─── Entries ───

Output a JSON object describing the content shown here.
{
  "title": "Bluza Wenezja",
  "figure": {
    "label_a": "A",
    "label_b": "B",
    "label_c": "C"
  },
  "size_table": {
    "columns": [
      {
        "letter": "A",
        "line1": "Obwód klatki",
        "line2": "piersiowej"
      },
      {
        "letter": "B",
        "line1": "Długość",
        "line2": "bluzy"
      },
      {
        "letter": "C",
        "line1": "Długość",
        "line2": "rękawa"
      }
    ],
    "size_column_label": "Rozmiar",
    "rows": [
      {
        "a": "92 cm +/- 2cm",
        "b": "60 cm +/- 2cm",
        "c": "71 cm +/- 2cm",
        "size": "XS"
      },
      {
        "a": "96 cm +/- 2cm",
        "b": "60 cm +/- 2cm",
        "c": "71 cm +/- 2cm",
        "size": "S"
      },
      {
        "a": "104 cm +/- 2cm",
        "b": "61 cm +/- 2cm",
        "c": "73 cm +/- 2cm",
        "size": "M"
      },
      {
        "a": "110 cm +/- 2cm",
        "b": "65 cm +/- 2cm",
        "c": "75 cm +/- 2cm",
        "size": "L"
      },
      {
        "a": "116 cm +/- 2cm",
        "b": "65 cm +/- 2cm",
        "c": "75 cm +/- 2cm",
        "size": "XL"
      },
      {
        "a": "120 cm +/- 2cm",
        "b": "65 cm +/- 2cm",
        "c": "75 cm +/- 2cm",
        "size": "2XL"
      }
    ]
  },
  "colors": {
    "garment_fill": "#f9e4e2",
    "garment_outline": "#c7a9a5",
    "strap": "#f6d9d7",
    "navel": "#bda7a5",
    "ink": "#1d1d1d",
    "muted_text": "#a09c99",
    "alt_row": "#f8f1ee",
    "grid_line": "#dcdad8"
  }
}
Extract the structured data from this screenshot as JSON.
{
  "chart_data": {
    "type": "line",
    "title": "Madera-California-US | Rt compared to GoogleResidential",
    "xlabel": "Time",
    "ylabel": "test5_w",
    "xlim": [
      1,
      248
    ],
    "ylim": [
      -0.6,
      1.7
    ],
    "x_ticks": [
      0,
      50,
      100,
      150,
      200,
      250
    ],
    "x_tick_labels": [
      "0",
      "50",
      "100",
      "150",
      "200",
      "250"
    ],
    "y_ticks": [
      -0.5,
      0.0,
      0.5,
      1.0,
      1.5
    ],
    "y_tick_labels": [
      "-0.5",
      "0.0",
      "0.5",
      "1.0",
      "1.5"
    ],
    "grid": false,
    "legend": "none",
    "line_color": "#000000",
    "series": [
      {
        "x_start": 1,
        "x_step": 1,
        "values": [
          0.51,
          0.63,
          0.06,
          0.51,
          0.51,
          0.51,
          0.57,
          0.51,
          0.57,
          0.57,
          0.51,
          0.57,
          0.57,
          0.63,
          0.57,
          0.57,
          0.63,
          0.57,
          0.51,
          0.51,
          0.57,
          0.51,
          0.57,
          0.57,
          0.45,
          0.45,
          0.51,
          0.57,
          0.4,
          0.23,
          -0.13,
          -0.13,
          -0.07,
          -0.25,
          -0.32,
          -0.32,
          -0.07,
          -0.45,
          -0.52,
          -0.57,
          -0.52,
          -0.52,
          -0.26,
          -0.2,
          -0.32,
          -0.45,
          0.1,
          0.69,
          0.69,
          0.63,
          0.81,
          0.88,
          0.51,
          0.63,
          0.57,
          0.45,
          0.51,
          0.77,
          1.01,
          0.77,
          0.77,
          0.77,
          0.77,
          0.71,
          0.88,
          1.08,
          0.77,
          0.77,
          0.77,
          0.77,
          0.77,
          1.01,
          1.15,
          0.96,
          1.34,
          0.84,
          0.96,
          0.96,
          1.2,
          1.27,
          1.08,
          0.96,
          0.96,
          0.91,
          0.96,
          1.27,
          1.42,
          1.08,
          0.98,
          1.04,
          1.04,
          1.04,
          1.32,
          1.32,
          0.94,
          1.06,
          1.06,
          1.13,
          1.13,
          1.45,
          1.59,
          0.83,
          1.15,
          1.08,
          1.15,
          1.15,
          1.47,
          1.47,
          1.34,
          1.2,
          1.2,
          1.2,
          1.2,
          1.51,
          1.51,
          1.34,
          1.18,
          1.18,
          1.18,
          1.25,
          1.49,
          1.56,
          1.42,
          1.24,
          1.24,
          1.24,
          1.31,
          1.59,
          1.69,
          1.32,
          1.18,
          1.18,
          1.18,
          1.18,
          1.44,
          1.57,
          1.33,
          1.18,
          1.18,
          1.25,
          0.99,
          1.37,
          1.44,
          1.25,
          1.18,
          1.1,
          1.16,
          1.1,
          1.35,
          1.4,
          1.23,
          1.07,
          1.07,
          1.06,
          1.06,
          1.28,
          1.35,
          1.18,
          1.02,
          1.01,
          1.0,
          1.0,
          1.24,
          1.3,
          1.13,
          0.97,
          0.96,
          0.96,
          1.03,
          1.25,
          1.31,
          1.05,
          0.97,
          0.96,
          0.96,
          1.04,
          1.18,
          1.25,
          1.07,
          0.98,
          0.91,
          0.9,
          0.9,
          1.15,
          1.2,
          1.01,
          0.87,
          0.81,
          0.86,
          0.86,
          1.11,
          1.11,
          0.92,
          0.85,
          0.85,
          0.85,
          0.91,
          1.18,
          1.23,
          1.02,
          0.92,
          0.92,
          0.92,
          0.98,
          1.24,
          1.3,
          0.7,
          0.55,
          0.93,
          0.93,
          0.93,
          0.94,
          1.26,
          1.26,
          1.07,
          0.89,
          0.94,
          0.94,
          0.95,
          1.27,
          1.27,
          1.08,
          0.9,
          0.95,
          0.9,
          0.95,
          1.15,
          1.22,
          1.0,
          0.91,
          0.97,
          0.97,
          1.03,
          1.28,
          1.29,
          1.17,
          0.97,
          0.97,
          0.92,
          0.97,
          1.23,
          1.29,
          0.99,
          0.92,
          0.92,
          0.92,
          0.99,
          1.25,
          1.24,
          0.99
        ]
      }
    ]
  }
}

───

Return every entry exactly as given.

Output a JSON object describing the content shown here.
{
  "title": "Bluza Wenezja",
  "figure": {
    "label_a": "A",
    "label_b": "B",
    "label_c": "C"
  },
  "size_table": {
    "columns": [
      {
        "letter": "A",
        "line1": "Obwód klatki",
        "line2": "piersiowej"
      },
      {
        "letter": "B",
        "line1": "Długość",
        "line2": "bluzy"
      },
      {
        "letter": "C",
        "line1": "Długość",
        "line2": "rękawa"
      }
    ],
    "size_column_label": "Rozmiar",
    "rows": [
      {
        "a": "92 cm +/- 2cm",
        "b": "60 cm +/- 2cm",
        "c": "71 cm +/- 2cm",
        "size": "XS"
      },
      {
        "a": "96 cm +/- 2cm",
        "b": "60 cm +/- 2cm",
        "c": "71 cm +/- 2cm",
        "size": "S"
      },
      {
        "a": "104 cm +/- 2cm",
        "b": "61 cm +/- 2cm",
        "c": "73 cm +/- 2cm",
        "size": "M"
      },
      {
        "a": "110 cm +/- 2cm",
        "b": "65 cm +/- 2cm",
        "c": "75 cm +/- 2cm",
        "size": "L"
      },
      {
        "a": "116 cm +/- 2cm",
        "b": "65 cm +/- 2cm",
        "c": "75 cm +/- 2cm",
        "size": "XL"
      },
      {
        "a": "120 cm +/- 2cm",
        "b": "65 cm +/- 2cm",
        "c": "75 cm +/- 2cm",
        "size": "2XL"
      }
    ]
  },
  "colors": {
    "garment_fill": "#f9e4e2",
    "garment_outline": "#c7a9a5",
    "strap": "#f6d9d7",
    "navel": "#bda7a5",
    "ink": "#1d1d1d",
    "muted_text": "#a09c99",
    "alt_row": "#f8f1ee",
    "grid_line": "#dcdad8"
  }
}
Extract the structured data from this screenshot as JSON.
{
  "chart_data": {
    "type": "line",
    "title": "Madera-California-US | Rt compared to GoogleResidential",
    "xlabel": "Time",
    "ylabel": "test5_w",
    "xlim": [
      1,
      248
    ],
    "ylim": [
      -0.6,
      1.7
    ],
    "x_ticks": [
      0,
      50,
      100,
      150,
      200,
      250
    ],
    "x_tick_labels": [
      "0",
      "50",
      "100",
      "150",
      "200",
      "250"
    ],
    "y_ticks": [
      -0.5,
      0.0,
      0.5,
      1.0,
      1.5
    ],
    "y_tick_labels": [
      "-0.5",
      "0.0",
      "0.5",
      "1.0",
      "1.5"
    ],
    "grid": false,
    "legend": "none",
    "line_color": "#000000",
    "series": [
      {
        "x_start": 1,
        "x_step": 1,
        "values": [
          0.51,
          0.63,
          0.06,
          0.51,
          0.51,
          0.51,
          0.57,
          0.51,
          0.57,
          0.57,
          0.51,
          0.57,
          0.57,
          0.63,
          0.57,
          0.57,
          0.63,
          0.57,
          0.51,
          0.51,
          0.57,
          0.51,
          0.57,
          0.57,
          0.45,
          0.45,
          0.51,
          0.57,
          0.4,
          0.23,
          -0.13,
          -0.13,
          -0.07,
          -0.25,
          -0.32,
          -0.32,
          -0.07,
          -0.45,
          -0.52,
          -0.57,
          -0.52,
          -0.52,
          -0.26,
          -0.2,
          -0.32,
          -0.45,
          0.1,
          0.69,
          0.69,
          0.63,
          0.81,
          0.88,
          0.51,
          0.63,
          0.57,
          0.45,
          0.51,
          0.77,
          1.01,
          0.77,
          0.77,
          0.77,
          0.77,
          0.71,
          0.88,
          1.08,
          0.77,
          0.77,
          0.77,
          0.77,
          0.77,
          1.01,
          1.15,
          0.96,
          1.34,
          0.84,
          0.96,
          0.96,
          1.2,
          1.27,
          1.08,
          0.96,
          0.96,
          0.91,
          0.96,
          1.27,
          1.42,
          1.08,
          0.98,
          1.04,
          1.04,
          1.04,
          1.32,
          1.32,
          0.94,
          1.06,
          1.06,
          1.13,
          1.13,
          1.45,
          1.59,
          0.83,
          1.15,
          1.08,
          1.15,
          1.15,
          1.47,
          1.47,
          1.34,
          1.2,
          1.2,
          1.2,
          1.2,
          1.51,
          1.51,
          1.34,
          1.18,
          1.18,
          1.18,
          1.25,
          1.49,
          1.56,
          1.42,
          1.24,
          1.24,
          1.24,
          1.31,
          1.59,
          1.69,
          1.32,
          1.18,
          1.18,
          1.18,
          1.18,
          1.44,
          1.57,
          1.33,
          1.18,
          1.18,
          1.25,
          0.99,
          1.37,
          1.44,
          1.25,
          1.18,
          1.1,
          1.16,
          1.1,
          1.35,
          1.4,
          1.23,
          1.07,
          1.07,
          1.06,
          1.06,
          1.28,
          1.35,
          1.18,
          1.02,
          1.01,
          1.0,
          1.0,
          1.24,
          1.3,
          1.13,
          0.97,
          0.96,
          0.96,
          1.03,
          1.25,
          1.31,
          1.05,
          0.97,
          0.96,
          0.96,
          1.04,
          1.18,
          1.25,
          1.07,
          0.98,
          0.91,
          0.9,
          0.9,
          1.15,
          1.2,
          1.01,
          0.87,
          0.81,
          0.86,
          0.86,
          1.11,
          1.11,
          0.92,
          0.85,
          0.85,
          0.85,
          0.91,
          1.18,
          1.23,
          1.02,
          0.92,
          0.92,
          0.92,
          0.98,
          1.24,
          1.3,
          0.7,
          0.55,
          0.93,
          0.93,
          0.93,
          0.94,
          1.26,
          1.26,
          1.07,
          0.89,
          0.94,
          0.94,
          0.95,
          1.27,
          1.27,
          1.08,
          0.9,
          0.95,
          0.9,
          0.95,
          1.15,
          1.22,
          1.0,
          0.91,
          0.97,
          0.97,
          1.03,
          1.28,
          1.29,
          1.17,
          0.97,
          0.97,
          0.92,
          0.97,
          1.23,
          1.29,
          0.99,
          0.92,
          0.92,
          0.92,
          0.99,
          1.25,
          1.24,
          0.99
        ]
      }
    ]
  }
}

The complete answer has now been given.